Task description: Among the records, how many lines carry the string "Hematopoietic"? Give that number with nothing added.

__________________________________________________

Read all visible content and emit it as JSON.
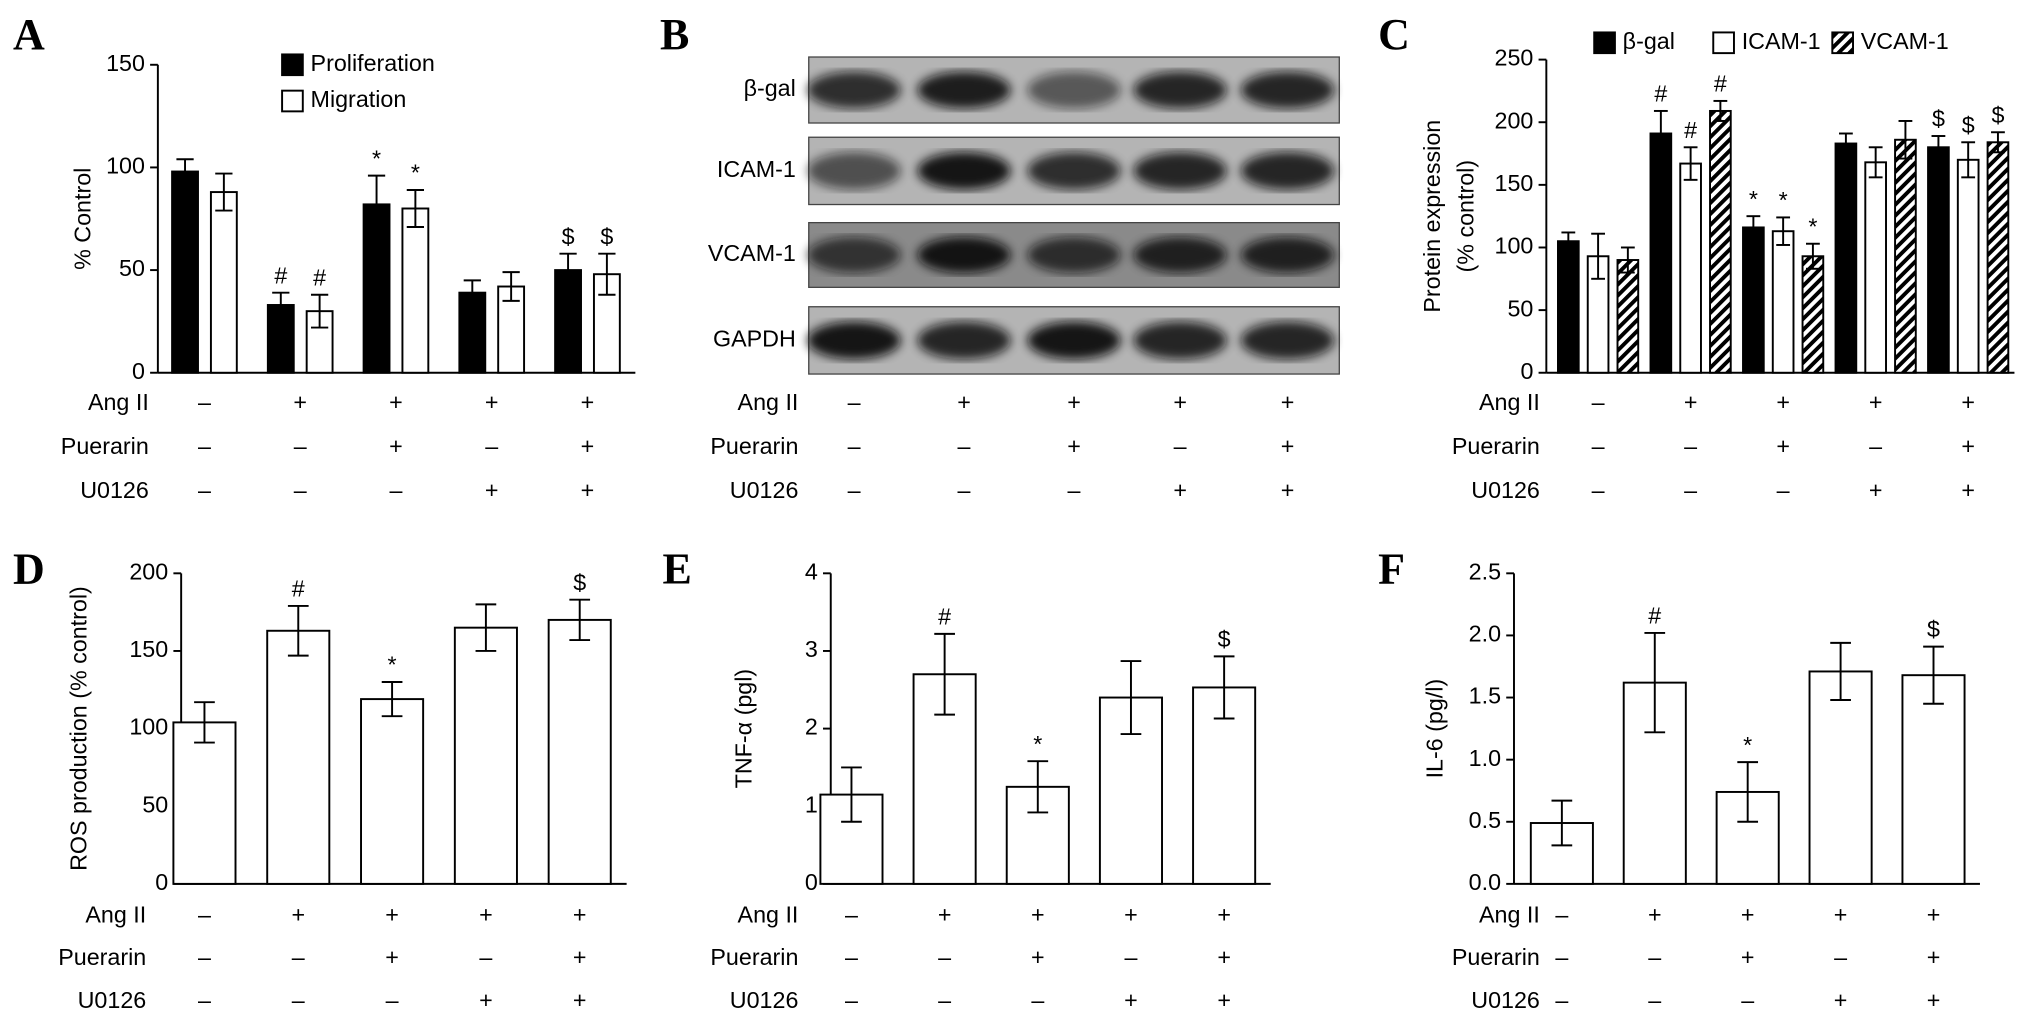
{
  "chart_data": [
    {
      "type": "bar",
      "panel": "A",
      "ylabel": [
        "% Control"
      ],
      "ylim": [
        0,
        150
      ],
      "yticks": [
        0,
        50,
        100,
        150
      ],
      "series": [
        {
          "name": "Proliferation",
          "color": "#000000",
          "values": [
            98,
            33,
            82,
            39,
            50
          ],
          "errors": [
            6,
            6,
            14,
            6,
            8
          ],
          "markers": [
            null,
            "#",
            "*",
            null,
            "$"
          ]
        },
        {
          "name": "Migration",
          "color": "#ffffff",
          "values": [
            88,
            30,
            80,
            42,
            48
          ],
          "errors": [
            9,
            8,
            9,
            7,
            10
          ],
          "markers": [
            null,
            "#",
            "*",
            null,
            "$"
          ]
        }
      ],
      "legend": "top-right",
      "conditions": [
        {
          "name": "Ang II",
          "signs": [
            "–",
            "+",
            "+",
            "+",
            "+"
          ]
        },
        {
          "name": "Puerarin",
          "signs": [
            "–",
            "–",
            "+",
            "–",
            "+"
          ]
        },
        {
          "name": "U0126",
          "signs": [
            "–",
            "–",
            "–",
            "+",
            "+"
          ]
        }
      ]
    },
    {
      "type": "bar",
      "panel": "C",
      "ylabel": [
        "Protein expression",
        "(% control)"
      ],
      "ylim": [
        0,
        250
      ],
      "yticks": [
        0,
        50,
        100,
        150,
        200,
        250
      ],
      "series": [
        {
          "name": "β-gal",
          "color": "#000000",
          "values": [
            105,
            191,
            116,
            183,
            180
          ],
          "errors": [
            7,
            18,
            9,
            8,
            9
          ],
          "markers": [
            null,
            "#",
            "*",
            null,
            "$"
          ]
        },
        {
          "name": "ICAM-1",
          "color": "#ffffff",
          "values": [
            93,
            167,
            113,
            168,
            170
          ],
          "errors": [
            18,
            13,
            11,
            12,
            14
          ],
          "markers": [
            null,
            "#",
            "*",
            null,
            "$"
          ]
        },
        {
          "name": "VCAM-1",
          "color": "#ffffff",
          "pattern": "hatch",
          "values": [
            90,
            209,
            93,
            186,
            184
          ],
          "errors": [
            10,
            8,
            10,
            15,
            8
          ],
          "markers": [
            null,
            "#",
            "*",
            null,
            "$"
          ]
        }
      ],
      "legend": "top",
      "conditions": [
        {
          "name": "Ang II",
          "signs": [
            "–",
            "+",
            "+",
            "+",
            "+"
          ]
        },
        {
          "name": "Puerarin",
          "signs": [
            "–",
            "–",
            "+",
            "–",
            "+"
          ]
        },
        {
          "name": "U0126",
          "signs": [
            "–",
            "–",
            "–",
            "+",
            "+"
          ]
        }
      ]
    },
    {
      "type": "bar",
      "panel": "D",
      "ylabel": [
        "ROS production (% control)"
      ],
      "ylim": [
        0,
        200
      ],
      "yticks": [
        0,
        50,
        100,
        150,
        200
      ],
      "series": [
        {
          "color": "#ffffff",
          "values": [
            104,
            163,
            119,
            165,
            170
          ],
          "errors": [
            13,
            16,
            11,
            15,
            13
          ],
          "markers": [
            null,
            "#",
            "*",
            null,
            "$"
          ]
        }
      ],
      "conditions": [
        {
          "name": "Ang II",
          "signs": [
            "–",
            "+",
            "+",
            "+",
            "+"
          ]
        },
        {
          "name": "Puerarin",
          "signs": [
            "–",
            "–",
            "+",
            "–",
            "+"
          ]
        },
        {
          "name": "U0126",
          "signs": [
            "–",
            "–",
            "–",
            "+",
            "+"
          ]
        }
      ]
    },
    {
      "type": "bar",
      "panel": "E",
      "ylabel": [
        "TNF-α (pgl)"
      ],
      "ylim": [
        0,
        4
      ],
      "yticks": [
        0,
        1,
        2,
        3,
        4
      ],
      "series": [
        {
          "color": "#ffffff",
          "values": [
            1.15,
            2.7,
            1.25,
            2.4,
            2.53
          ],
          "errors": [
            0.35,
            0.52,
            0.33,
            0.47,
            0.4
          ],
          "markers": [
            null,
            "#",
            "*",
            null,
            "$"
          ]
        }
      ],
      "conditions": [
        {
          "name": "Ang II",
          "signs": [
            "–",
            "+",
            "+",
            "+",
            "+"
          ]
        },
        {
          "name": "Puerarin",
          "signs": [
            "–",
            "–",
            "+",
            "–",
            "+"
          ]
        },
        {
          "name": "U0126",
          "signs": [
            "–",
            "–",
            "–",
            "+",
            "+"
          ]
        }
      ]
    },
    {
      "type": "bar",
      "panel": "F",
      "ylabel": [
        "IL-6 (pg/l)"
      ],
      "ylim": [
        0,
        2.5
      ],
      "yticks": [
        {
          "value": 0,
          "label": "0.0"
        },
        0.5,
        {
          "value": 1,
          "label": "1.0"
        },
        1.5,
        {
          "value": 2,
          "label": "2.0"
        },
        2.5
      ],
      "series": [
        {
          "color": "#ffffff",
          "values": [
            0.49,
            1.62,
            0.74,
            1.71,
            1.68
          ],
          "errors": [
            0.18,
            0.4,
            0.24,
            0.23,
            0.23
          ],
          "markers": [
            null,
            "#",
            "*",
            null,
            "$"
          ]
        }
      ],
      "conditions": [
        {
          "name": "Ang II",
          "signs": [
            "–",
            "+",
            "+",
            "+",
            "+"
          ]
        },
        {
          "name": "Puerarin",
          "signs": [
            "–",
            "–",
            "+",
            "–",
            "+"
          ]
        },
        {
          "name": "U0126",
          "signs": [
            "–",
            "–",
            "–",
            "+",
            "+"
          ]
        }
      ]
    }
  ],
  "blot": {
    "panel": "B",
    "bands": [
      "β-gal",
      "ICAM-1",
      "VCAM-1",
      "GAPDH"
    ],
    "conditions": [
      {
        "name": "Ang II",
        "signs": [
          "–",
          "+",
          "+",
          "+",
          "+"
        ]
      },
      {
        "name": "Puerarin",
        "signs": [
          "–",
          "–",
          "+",
          "–",
          "+"
        ]
      },
      {
        "name": "U0126",
        "signs": [
          "–",
          "–",
          "–",
          "+",
          "+"
        ]
      }
    ]
  }
}
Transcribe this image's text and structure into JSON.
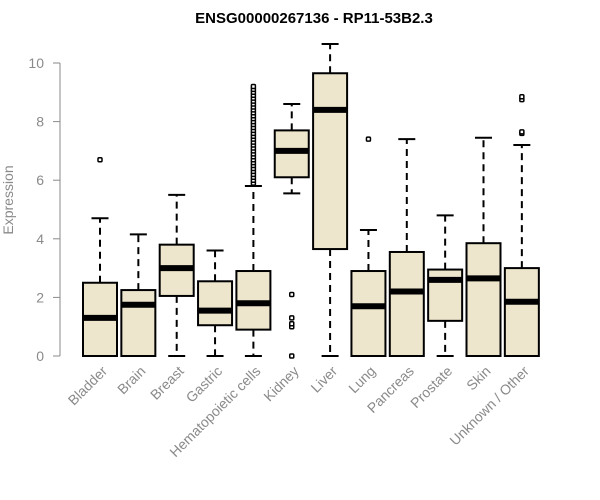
{
  "colors": {
    "box_fill": "#ede6cc",
    "stroke": "#000000",
    "axis_text": "#8a8a8a",
    "axis_line": "#8a8a8a"
  },
  "chart_data": {
    "type": "boxplot",
    "title": "ENSG00000267136 - RP11-53B2.3",
    "ylabel": "Expression",
    "xlabel": "",
    "ylim": [
      0,
      10
    ],
    "yticks": [
      0,
      2,
      4,
      6,
      8,
      10
    ],
    "categories": [
      "Bladder",
      "Brain",
      "Breast",
      "Gastric",
      "Hematopoietic cells",
      "Kidney",
      "Liver",
      "Lung",
      "Pancreas",
      "Prostate",
      "Skin",
      "Unknown / Other"
    ],
    "boxes": [
      {
        "category": "Bladder",
        "whisker_low": 0,
        "q1": 0,
        "median": 1.3,
        "q3": 2.5,
        "whisker_high": 4.7,
        "outliers": [
          6.7
        ]
      },
      {
        "category": "Brain",
        "whisker_low": 0,
        "q1": 0,
        "median": 1.75,
        "q3": 2.25,
        "whisker_high": 4.15,
        "outliers": []
      },
      {
        "category": "Breast",
        "whisker_low": 0,
        "q1": 2.05,
        "median": 3.0,
        "q3": 3.8,
        "whisker_high": 5.5,
        "outliers": []
      },
      {
        "category": "Gastric",
        "whisker_low": 0,
        "q1": 1.05,
        "median": 1.55,
        "q3": 2.55,
        "whisker_high": 3.6,
        "outliers": []
      },
      {
        "category": "Hematopoietic cells",
        "whisker_low": 0,
        "q1": 0.9,
        "median": 1.8,
        "q3": 2.9,
        "whisker_high": 5.8,
        "outliers": [
          5.9,
          6.0,
          6.1,
          6.2,
          6.3,
          6.4,
          6.5,
          6.6,
          6.7,
          6.8,
          6.9,
          7.0,
          7.1,
          7.2,
          7.3,
          7.4,
          7.5,
          7.6,
          7.7,
          7.8,
          7.9,
          8.0,
          8.1,
          8.2,
          8.3,
          8.4,
          8.5,
          8.6,
          8.7,
          8.8,
          8.9,
          9.0,
          9.1,
          9.2
        ]
      },
      {
        "category": "Kidney",
        "whisker_low": 5.55,
        "q1": 6.1,
        "median": 7.0,
        "q3": 7.7,
        "whisker_high": 8.6,
        "outliers": [
          0,
          1.0,
          1.1,
          1.3,
          2.1
        ]
      },
      {
        "category": "Liver",
        "whisker_low": 0,
        "q1": 3.65,
        "median": 8.4,
        "q3": 9.65,
        "whisker_high": 10.65,
        "outliers": []
      },
      {
        "category": "Lung",
        "whisker_low": 0,
        "q1": 0,
        "median": 1.7,
        "q3": 2.9,
        "whisker_high": 4.3,
        "outliers": [
          7.4
        ]
      },
      {
        "category": "Pancreas",
        "whisker_low": 0,
        "q1": 0,
        "median": 2.2,
        "q3": 3.55,
        "whisker_high": 7.4,
        "outliers": []
      },
      {
        "category": "Prostate",
        "whisker_low": 0,
        "q1": 1.2,
        "median": 2.6,
        "q3": 2.95,
        "whisker_high": 4.8,
        "outliers": []
      },
      {
        "category": "Skin",
        "whisker_low": 0,
        "q1": 0,
        "median": 2.65,
        "q3": 3.85,
        "whisker_high": 7.45,
        "outliers": []
      },
      {
        "category": "Unknown / Other",
        "whisker_low": 0,
        "q1": 0,
        "median": 1.85,
        "q3": 3.0,
        "whisker_high": 7.2,
        "outliers": [
          7.6,
          7.65,
          8.75,
          8.85
        ]
      }
    ]
  }
}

__________________________________________________

Exercise solution: 2